Stored rows
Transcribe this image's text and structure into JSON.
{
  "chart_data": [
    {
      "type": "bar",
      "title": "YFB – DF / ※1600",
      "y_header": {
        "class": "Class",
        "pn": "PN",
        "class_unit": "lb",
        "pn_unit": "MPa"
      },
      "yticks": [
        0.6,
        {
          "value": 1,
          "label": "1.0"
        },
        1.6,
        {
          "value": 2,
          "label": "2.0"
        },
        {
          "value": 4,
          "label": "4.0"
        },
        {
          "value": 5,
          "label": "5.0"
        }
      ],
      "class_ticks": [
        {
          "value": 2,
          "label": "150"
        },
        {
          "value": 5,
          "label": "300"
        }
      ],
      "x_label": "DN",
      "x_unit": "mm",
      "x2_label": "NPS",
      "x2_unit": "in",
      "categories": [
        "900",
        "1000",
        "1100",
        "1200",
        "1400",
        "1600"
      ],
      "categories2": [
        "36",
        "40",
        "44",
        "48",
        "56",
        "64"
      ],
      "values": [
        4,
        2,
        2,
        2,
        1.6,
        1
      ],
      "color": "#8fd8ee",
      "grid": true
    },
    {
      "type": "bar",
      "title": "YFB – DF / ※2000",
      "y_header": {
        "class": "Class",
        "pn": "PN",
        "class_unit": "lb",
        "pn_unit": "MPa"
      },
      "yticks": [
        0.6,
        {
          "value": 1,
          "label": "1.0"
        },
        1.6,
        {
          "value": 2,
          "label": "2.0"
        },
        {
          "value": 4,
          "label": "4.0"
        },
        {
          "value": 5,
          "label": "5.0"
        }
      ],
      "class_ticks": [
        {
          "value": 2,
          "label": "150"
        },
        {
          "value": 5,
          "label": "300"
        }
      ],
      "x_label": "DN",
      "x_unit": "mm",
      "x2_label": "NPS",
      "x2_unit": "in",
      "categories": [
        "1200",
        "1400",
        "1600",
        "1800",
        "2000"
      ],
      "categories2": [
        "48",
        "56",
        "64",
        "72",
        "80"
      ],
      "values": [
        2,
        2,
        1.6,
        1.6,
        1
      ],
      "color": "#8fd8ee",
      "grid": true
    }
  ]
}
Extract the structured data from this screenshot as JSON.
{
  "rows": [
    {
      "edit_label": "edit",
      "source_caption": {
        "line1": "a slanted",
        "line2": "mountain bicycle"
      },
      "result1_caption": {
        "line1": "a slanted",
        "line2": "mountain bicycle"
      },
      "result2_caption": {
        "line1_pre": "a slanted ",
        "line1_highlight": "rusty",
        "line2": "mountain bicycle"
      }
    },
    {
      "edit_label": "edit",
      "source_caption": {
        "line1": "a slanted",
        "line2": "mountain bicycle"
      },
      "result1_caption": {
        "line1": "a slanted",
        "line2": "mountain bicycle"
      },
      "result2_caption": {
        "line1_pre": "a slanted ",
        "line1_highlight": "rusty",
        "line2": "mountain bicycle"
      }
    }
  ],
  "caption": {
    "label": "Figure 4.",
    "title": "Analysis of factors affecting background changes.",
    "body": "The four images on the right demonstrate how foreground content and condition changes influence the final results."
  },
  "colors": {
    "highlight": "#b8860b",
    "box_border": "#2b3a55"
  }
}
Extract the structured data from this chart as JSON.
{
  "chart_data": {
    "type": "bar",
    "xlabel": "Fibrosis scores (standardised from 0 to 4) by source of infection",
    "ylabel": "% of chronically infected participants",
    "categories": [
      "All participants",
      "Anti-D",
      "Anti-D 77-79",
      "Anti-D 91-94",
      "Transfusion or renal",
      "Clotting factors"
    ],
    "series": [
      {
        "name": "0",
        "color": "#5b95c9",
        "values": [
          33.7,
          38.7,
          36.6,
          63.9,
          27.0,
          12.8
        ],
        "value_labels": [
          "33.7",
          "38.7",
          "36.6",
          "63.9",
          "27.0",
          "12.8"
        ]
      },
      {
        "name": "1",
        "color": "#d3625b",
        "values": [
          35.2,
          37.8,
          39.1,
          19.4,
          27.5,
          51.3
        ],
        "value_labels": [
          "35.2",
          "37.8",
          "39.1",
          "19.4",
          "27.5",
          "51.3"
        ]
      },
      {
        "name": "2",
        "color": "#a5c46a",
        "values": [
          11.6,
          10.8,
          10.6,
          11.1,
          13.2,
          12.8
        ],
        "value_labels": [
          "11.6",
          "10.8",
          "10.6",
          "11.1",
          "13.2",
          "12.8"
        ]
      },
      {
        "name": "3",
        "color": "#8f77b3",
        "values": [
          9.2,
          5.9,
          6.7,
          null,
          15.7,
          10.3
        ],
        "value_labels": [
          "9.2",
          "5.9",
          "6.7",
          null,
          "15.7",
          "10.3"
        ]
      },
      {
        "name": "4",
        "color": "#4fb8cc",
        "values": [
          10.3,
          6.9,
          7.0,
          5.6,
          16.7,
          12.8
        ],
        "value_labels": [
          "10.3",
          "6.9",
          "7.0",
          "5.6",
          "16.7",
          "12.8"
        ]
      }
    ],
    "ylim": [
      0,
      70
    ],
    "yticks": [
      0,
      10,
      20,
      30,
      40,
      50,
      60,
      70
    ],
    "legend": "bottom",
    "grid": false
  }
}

Exercise instructions
Sift through the entries and copy every line with "from".

Reply to the task
Extract the structured data from this screenshot as JSON.
Extract the structured data from this chart as JSON.
    "xlabel": "Fibrosis scores (standardised from 0 to 4) by source of infection",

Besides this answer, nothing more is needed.